◆ Directions ◆
Transcribe each line of the records below exactly, excluding any embedded images.
::::
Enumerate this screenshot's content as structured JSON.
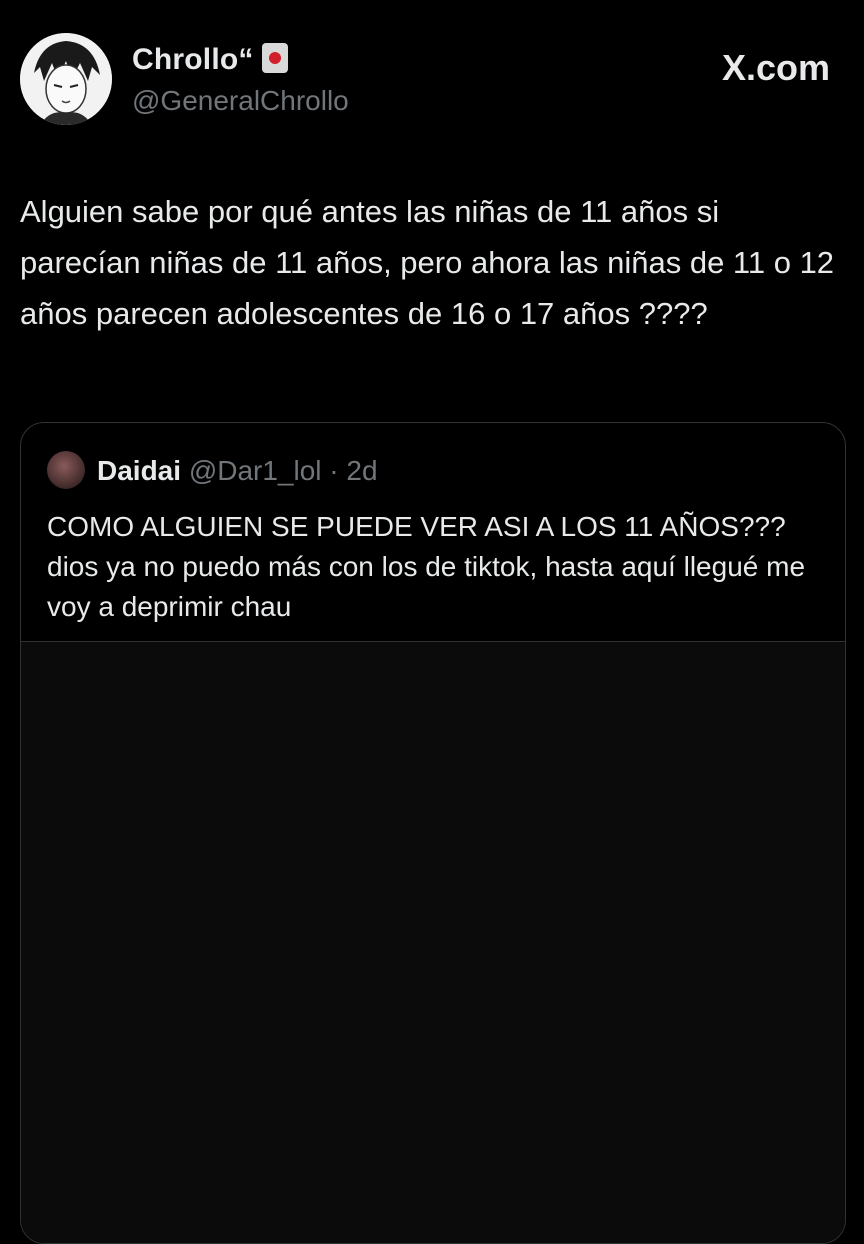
{
  "header": {
    "display_name": "Chrollo“",
    "handle": "@GeneralChrollo",
    "badge_icon": "hanafuda-card-icon",
    "brand": "X.com"
  },
  "tweet": {
    "text": "Alguien sabe por qué antes las niñas de 11 años si parecían niñas de 11 años, pero ahora las niñas de 11 o 12 años parecen adolescentes de 16 o 17 años ????"
  },
  "quoted": {
    "display_name": "Daidai",
    "handle": "@Dar1_lol",
    "separator": "·",
    "time": "2d",
    "text": "COMO ALGUIEN SE PUEDE VER ASI A LOS 11 AÑOS??? dios ya no puedo más con los de tiktok, hasta aquí llegué me voy a deprimir chau"
  },
  "colors": {
    "background": "#000000",
    "text_primary": "#e7e9ea",
    "text_secondary": "#71767b",
    "border": "#2f3336"
  }
}
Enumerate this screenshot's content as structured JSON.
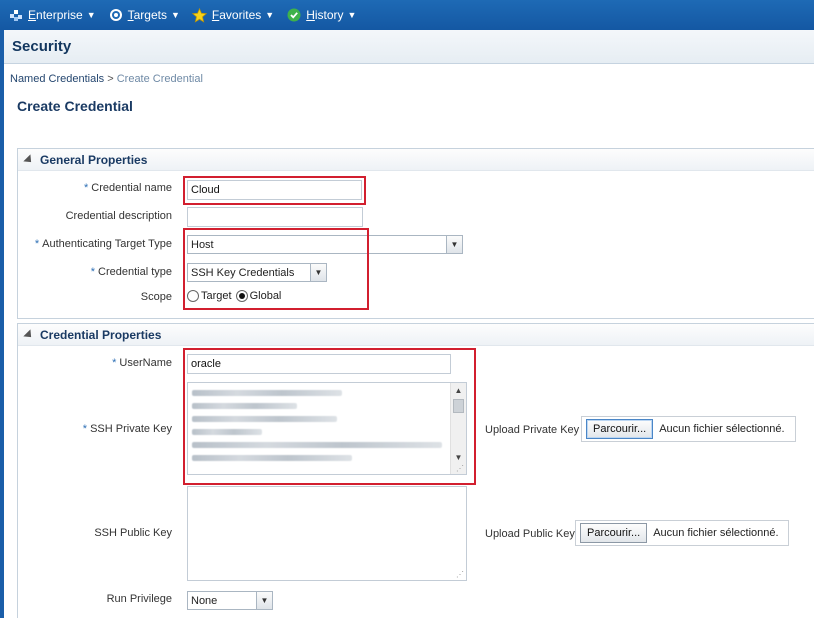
::::
◆ Exercise solution ◆
Enumerate this screenshot's content as structured JSON.
{
  "header": {
    "display_name": "Chrollo“",
    "handle": "@GeneralChrollo",
    "badge_icon": "hanafuda-card-icon",
    "brand": "X.com"
  },
  "tweet": {
    "text": "Alguien sabe por qué antes las niñas de 11 años si parecían niñas de 11 años, pero ahora las niñas de 11 o 12 años parecen adolescentes de 16 o 17 años ????"
  },
  "quoted": {
    "display_name": "Daidai",
    "handle": "@Dar1_lol",
    "separator": "·",
    "time": "2d",
    "text": "COMO ALGUIEN SE PUEDE VER ASI A LOS 11 AÑOS??? dios ya no puedo más con los de tiktok, hasta aquí llegué me voy a deprimir chau"
  },
  "colors": {
    "background": "#000000",
    "text_primary": "#e7e9ea",
    "text_secondary": "#71767b",
    "border": "#2f3336"
  }
}
Enumerate this screenshot's content as structured JSON.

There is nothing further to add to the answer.